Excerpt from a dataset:
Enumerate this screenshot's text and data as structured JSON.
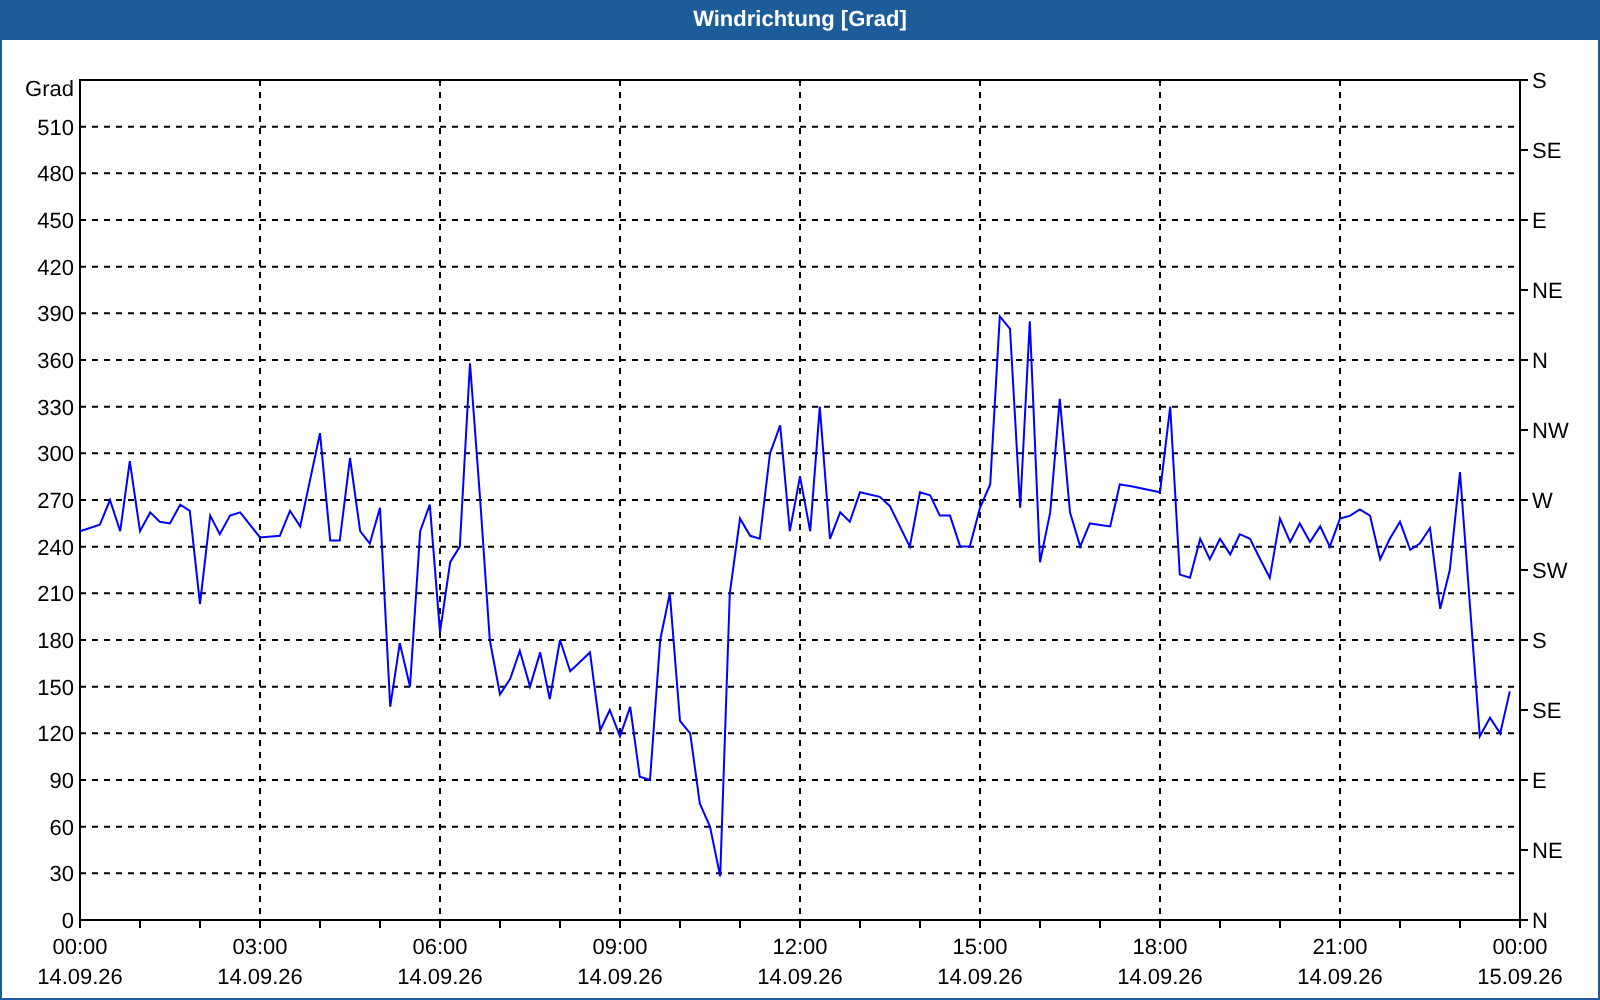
{
  "window": {
    "title": "Windrichtung [Grad]"
  },
  "chart": {
    "x_dates": [
      "14.09.26",
      "14.09.26",
      "14.09.26",
      "14.09.26",
      "14.09.26",
      "14.09.26",
      "14.09.26",
      "14.09.26",
      "15.09.26"
    ],
    "right_yticks": [
      "S",
      "SE",
      "E",
      "NE",
      "N",
      "NW",
      "W",
      "SW",
      "S",
      "SE",
      "E",
      "NE",
      "N"
    ],
    "chart_data": {
      "type": "line",
      "grid": true,
      "ylabel": "Grad",
      "xlim": [
        0,
        24
      ],
      "ylim": [
        0,
        540
      ],
      "xticks": [
        {
          "value": 0,
          "label": "00:00"
        },
        {
          "value": 3,
          "label": "03:00"
        },
        {
          "value": 6,
          "label": "06:00"
        },
        {
          "value": 9,
          "label": "09:00"
        },
        {
          "value": 12,
          "label": "12:00"
        },
        {
          "value": 15,
          "label": "15:00"
        },
        {
          "value": 18,
          "label": "18:00"
        },
        {
          "value": 21,
          "label": "21:00"
        },
        {
          "value": 24,
          "label": "00:00"
        }
      ],
      "yticks": [
        0,
        30,
        60,
        90,
        120,
        150,
        180,
        210,
        240,
        270,
        300,
        330,
        360,
        390,
        420,
        450,
        480,
        510
      ],
      "x": [
        0,
        0.33,
        0.5,
        0.67,
        0.83,
        1,
        1.17,
        1.33,
        1.5,
        1.67,
        1.83,
        2,
        2.17,
        2.33,
        2.5,
        2.67,
        3,
        3.33,
        3.5,
        3.67,
        4,
        4.17,
        4.33,
        4.5,
        4.67,
        4.83,
        5,
        5.17,
        5.33,
        5.5,
        5.67,
        5.83,
        6,
        6.17,
        6.33,
        6.5,
        6.67,
        6.83,
        7,
        7.17,
        7.33,
        7.5,
        7.67,
        7.83,
        8,
        8.17,
        8.5,
        8.67,
        8.83,
        9,
        9.17,
        9.33,
        9.5,
        9.67,
        9.83,
        10,
        10.17,
        10.33,
        10.5,
        10.67,
        10.83,
        11,
        11.17,
        11.33,
        11.5,
        11.67,
        11.83,
        12,
        12.17,
        12.33,
        12.5,
        12.67,
        12.83,
        13,
        13.33,
        13.5,
        13.83,
        14,
        14.17,
        14.33,
        14.5,
        14.67,
        14.83,
        15,
        15.17,
        15.33,
        15.5,
        15.67,
        15.83,
        16,
        16.17,
        16.33,
        16.5,
        16.67,
        16.83,
        17.17,
        17.33,
        17.5,
        18,
        18.17,
        18.33,
        18.5,
        18.67,
        18.83,
        19,
        19.17,
        19.33,
        19.5,
        19.67,
        19.83,
        20,
        20.17,
        20.33,
        20.5,
        20.67,
        20.83,
        21,
        21.17,
        21.33,
        21.5,
        21.67,
        21.83,
        22,
        22.17,
        22.33,
        22.5,
        22.67,
        22.83,
        23,
        23.17,
        23.33,
        23.5,
        23.67,
        23.83
      ],
      "series": [
        {
          "color": "#0000ff",
          "values": [
            250,
            254,
            270,
            250,
            295,
            250,
            262,
            256,
            255,
            267,
            263,
            203,
            260,
            248,
            260,
            262,
            246,
            247,
            263,
            253,
            313,
            244,
            244,
            297,
            250,
            242,
            265,
            137,
            178,
            150,
            250,
            267,
            185,
            230,
            240,
            358,
            270,
            180,
            145,
            155,
            173,
            150,
            172,
            142,
            180,
            160,
            172,
            122,
            135,
            118,
            137,
            92,
            90,
            180,
            210,
            128,
            120,
            75,
            60,
            28,
            210,
            258,
            247,
            245,
            300,
            318,
            250,
            285,
            250,
            330,
            245,
            262,
            256,
            275,
            272,
            266,
            240,
            275,
            273,
            260,
            260,
            240,
            240,
            265,
            280,
            388,
            380,
            265,
            385,
            230,
            262,
            335,
            262,
            240,
            255,
            253,
            280,
            279,
            275,
            330,
            222,
            220,
            245,
            232,
            245,
            235,
            248,
            245,
            232,
            220,
            258,
            243,
            255,
            243,
            253,
            240,
            258,
            260,
            264,
            260,
            232,
            245,
            256,
            238,
            242,
            252,
            200,
            225,
            288,
            200,
            118,
            130,
            120,
            147
          ]
        }
      ]
    }
  }
}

Task statement – Using the records above, retype everything exactly except the pictures.

Task output –
Enumerate this screenshot's text and data as structured JSON.
{
  "window": {
    "title": "Windrichtung [Grad]"
  },
  "chart": {
    "x_dates": [
      "14.09.26",
      "14.09.26",
      "14.09.26",
      "14.09.26",
      "14.09.26",
      "14.09.26",
      "14.09.26",
      "14.09.26",
      "15.09.26"
    ],
    "right_yticks": [
      "S",
      "SE",
      "E",
      "NE",
      "N",
      "NW",
      "W",
      "SW",
      "S",
      "SE",
      "E",
      "NE",
      "N"
    ],
    "chart_data": {
      "type": "line",
      "grid": true,
      "ylabel": "Grad",
      "xlim": [
        0,
        24
      ],
      "ylim": [
        0,
        540
      ],
      "xticks": [
        {
          "value": 0,
          "label": "00:00"
        },
        {
          "value": 3,
          "label": "03:00"
        },
        {
          "value": 6,
          "label": "06:00"
        },
        {
          "value": 9,
          "label": "09:00"
        },
        {
          "value": 12,
          "label": "12:00"
        },
        {
          "value": 15,
          "label": "15:00"
        },
        {
          "value": 18,
          "label": "18:00"
        },
        {
          "value": 21,
          "label": "21:00"
        },
        {
          "value": 24,
          "label": "00:00"
        }
      ],
      "yticks": [
        0,
        30,
        60,
        90,
        120,
        150,
        180,
        210,
        240,
        270,
        300,
        330,
        360,
        390,
        420,
        450,
        480,
        510
      ],
      "x": [
        0,
        0.33,
        0.5,
        0.67,
        0.83,
        1,
        1.17,
        1.33,
        1.5,
        1.67,
        1.83,
        2,
        2.17,
        2.33,
        2.5,
        2.67,
        3,
        3.33,
        3.5,
        3.67,
        4,
        4.17,
        4.33,
        4.5,
        4.67,
        4.83,
        5,
        5.17,
        5.33,
        5.5,
        5.67,
        5.83,
        6,
        6.17,
        6.33,
        6.5,
        6.67,
        6.83,
        7,
        7.17,
        7.33,
        7.5,
        7.67,
        7.83,
        8,
        8.17,
        8.5,
        8.67,
        8.83,
        9,
        9.17,
        9.33,
        9.5,
        9.67,
        9.83,
        10,
        10.17,
        10.33,
        10.5,
        10.67,
        10.83,
        11,
        11.17,
        11.33,
        11.5,
        11.67,
        11.83,
        12,
        12.17,
        12.33,
        12.5,
        12.67,
        12.83,
        13,
        13.33,
        13.5,
        13.83,
        14,
        14.17,
        14.33,
        14.5,
        14.67,
        14.83,
        15,
        15.17,
        15.33,
        15.5,
        15.67,
        15.83,
        16,
        16.17,
        16.33,
        16.5,
        16.67,
        16.83,
        17.17,
        17.33,
        17.5,
        18,
        18.17,
        18.33,
        18.5,
        18.67,
        18.83,
        19,
        19.17,
        19.33,
        19.5,
        19.67,
        19.83,
        20,
        20.17,
        20.33,
        20.5,
        20.67,
        20.83,
        21,
        21.17,
        21.33,
        21.5,
        21.67,
        21.83,
        22,
        22.17,
        22.33,
        22.5,
        22.67,
        22.83,
        23,
        23.17,
        23.33,
        23.5,
        23.67,
        23.83
      ],
      "series": [
        {
          "color": "#0000ff",
          "values": [
            250,
            254,
            270,
            250,
            295,
            250,
            262,
            256,
            255,
            267,
            263,
            203,
            260,
            248,
            260,
            262,
            246,
            247,
            263,
            253,
            313,
            244,
            244,
            297,
            250,
            242,
            265,
            137,
            178,
            150,
            250,
            267,
            185,
            230,
            240,
            358,
            270,
            180,
            145,
            155,
            173,
            150,
            172,
            142,
            180,
            160,
            172,
            122,
            135,
            118,
            137,
            92,
            90,
            180,
            210,
            128,
            120,
            75,
            60,
            28,
            210,
            258,
            247,
            245,
            300,
            318,
            250,
            285,
            250,
            330,
            245,
            262,
            256,
            275,
            272,
            266,
            240,
            275,
            273,
            260,
            260,
            240,
            240,
            265,
            280,
            388,
            380,
            265,
            385,
            230,
            262,
            335,
            262,
            240,
            255,
            253,
            280,
            279,
            275,
            330,
            222,
            220,
            245,
            232,
            245,
            235,
            248,
            245,
            232,
            220,
            258,
            243,
            255,
            243,
            253,
            240,
            258,
            260,
            264,
            260,
            232,
            245,
            256,
            238,
            242,
            252,
            200,
            225,
            288,
            200,
            118,
            130,
            120,
            147
          ]
        }
      ]
    }
  }
}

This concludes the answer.